Given entries

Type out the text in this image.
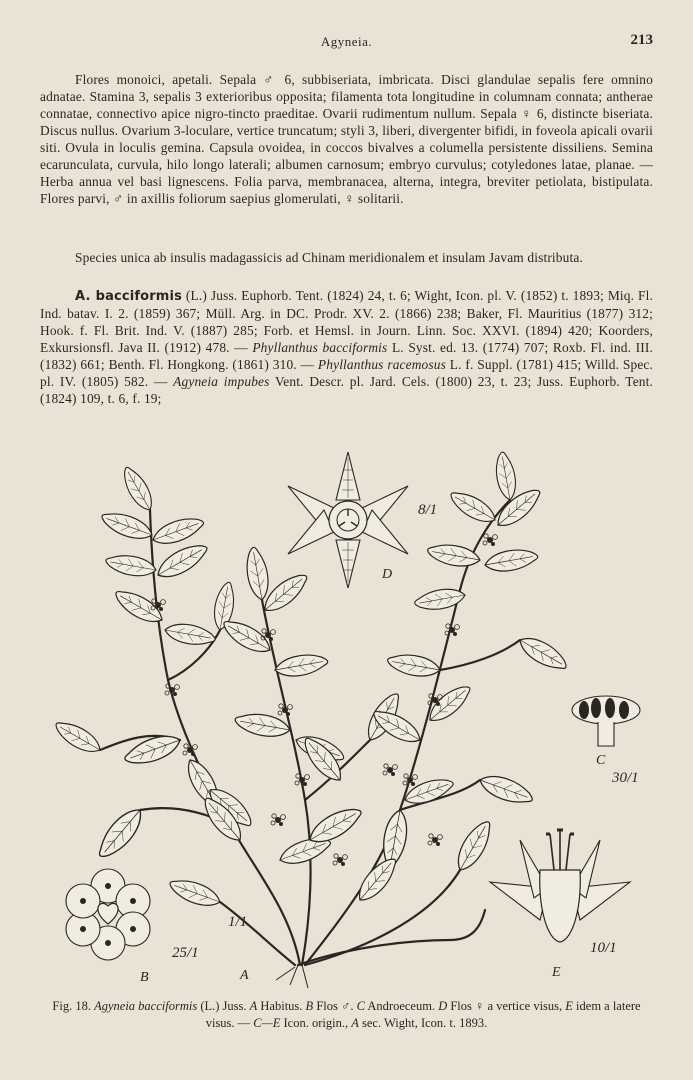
Agyneia.	213
Flores monoici, apetali. Sepala ♂ 6, subbiseriata, imbricata. Disci glandulae sepalis fere omnino adnatae. Stamina 3, sepalis 3 exterioribus opposita; filamenta tota longitudine in columnam connata; antherae connatae, connectivo apice nigro-tincto praeditae. Ovarii rudimentum nullum. Sepala ♀ 6, distincte biseriata. Discus nullus. Ovarium 3-loculare, vertice truncatum; styli 3, liberi, divergenter bifidi, in foveola apicali ovarii siti. Ovula in loculis gemina. Capsula ovoidea, in coccos bivalves a columella persistente dissiliens. Semina ecarunculata, curvula, hilo longo laterali; albumen carnosum; embryo curvulus; cotyledones latae, planae. — Herba annua vel basi lignescens. Folia parva, membranacea, alterna, integra, breviter petiolata, bistipulata. Flores parvi, ♂ in axillis foliorum saepius glomerulati, ♀ solitarii.
Species unica ab insulis madagassicis ad Chinam meridionalem et insulam Javam distributa.
A. bacciformis (L.) Juss. Euphorb. Tent. (1824) 24, t. 6; Wight, Icon. pl. V. (1852) t. 1893; Miq. Fl. Ind. batav. I. 2. (1859) 367; Müll. Arg. in DC. Prodr. XV. 2. (1866) 238; Baker, Fl. Mauritius (1877) 312; Hook. f. Fl. Brit. Ind. V. (1887) 285; Forb. et Hemsl. in Journ. Linn. Soc. XXVI. (1894) 420; Koorders, Exkursionsfl. Java II. (1912) 478. — Phyllanthus bacciformis L. Syst. ed. 13. (1774) 707; Roxb. Fl. ind. III. (1832) 661; Benth. Fl. Hongkong. (1861) 310. — Phyllanthus racemosus L. f. Suppl. (1781) 415; Willd. Spec. pl. IV. (1805) 582. — Agyneia impubes Vent. Descr. pl. Jard. Cels. (1800) 23, t. 23; Juss. Euphorb. Tent. (1824) 109, t. 6, f. 19;
A
B
C
D
E
1/1
25/1
30/1
8/1
10/1
Fig. 18. Agyneia bacciformis (L.) Juss. A Habitus. B Flos ♂. C Androeceum. D Flos ♀ a vertice visus, E idem a latere visus. — C—E Icon. origin., A sec. Wight, Icon. t. 1893.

Required task
Write out the material above again, word for word, minus its pictures.

Exercise response
Type out the text in this image.
Agyneia.	213
Flores monoici, apetali. Sepala ♂ 6, subbiseriata, imbricata. Disci glandulae sepalis fere omnino adnatae. Stamina 3, sepalis 3 exterioribus opposita; filamenta tota longitudine in columnam connata; antherae connatae, connectivo apice nigro-tincto praeditae. Ovarii rudimentum nullum. Sepala ♀ 6, distincte biseriata. Discus nullus. Ovarium 3-loculare, vertice truncatum; styli 3, liberi, divergenter bifidi, in foveola apicali ovarii siti. Ovula in loculis gemina. Capsula ovoidea, in coccos bivalves a columella persistente dissiliens. Semina ecarunculata, curvula, hilo longo laterali; albumen carnosum; embryo curvulus; cotyledones latae, planae. — Herba annua vel basi lignescens. Folia parva, membranacea, alterna, integra, breviter petiolata, bistipulata. Flores parvi, ♂ in axillis foliorum saepius glomerulati, ♀ solitarii.
Species unica ab insulis madagassicis ad Chinam meridionalem et insulam Javam distributa.
A. bacciformis (L.) Juss. Euphorb. Tent. (1824) 24, t. 6; Wight, Icon. pl. V. (1852) t. 1893; Miq. Fl. Ind. batav. I. 2. (1859) 367; Müll. Arg. in DC. Prodr. XV. 2. (1866) 238; Baker, Fl. Mauritius (1877) 312; Hook. f. Fl. Brit. Ind. V. (1887) 285; Forb. et Hemsl. in Journ. Linn. Soc. XXVI. (1894) 420; Koorders, Exkursionsfl. Java II. (1912) 478. — Phyllanthus bacciformis L. Syst. ed. 13. (1774) 707; Roxb. Fl. ind. III. (1832) 661; Benth. Fl. Hongkong. (1861) 310. — Phyllanthus racemosus L. f. Suppl. (1781) 415; Willd. Spec. pl. IV. (1805) 582. — Agyneia impubes Vent. Descr. pl. Jard. Cels. (1800) 23, t. 23; Juss. Euphorb. Tent. (1824) 109, t. 6, f. 19;
A
B
C
D
E
1/1
25/1
30/1
8/1
10/1
Fig. 18. Agyneia bacciformis (L.) Juss. A Habitus. B Flos ♂. C Androeceum. D Flos ♀ a vertice visus, E idem a latere visus. — C—E Icon. origin., A sec. Wight, Icon. t. 1893.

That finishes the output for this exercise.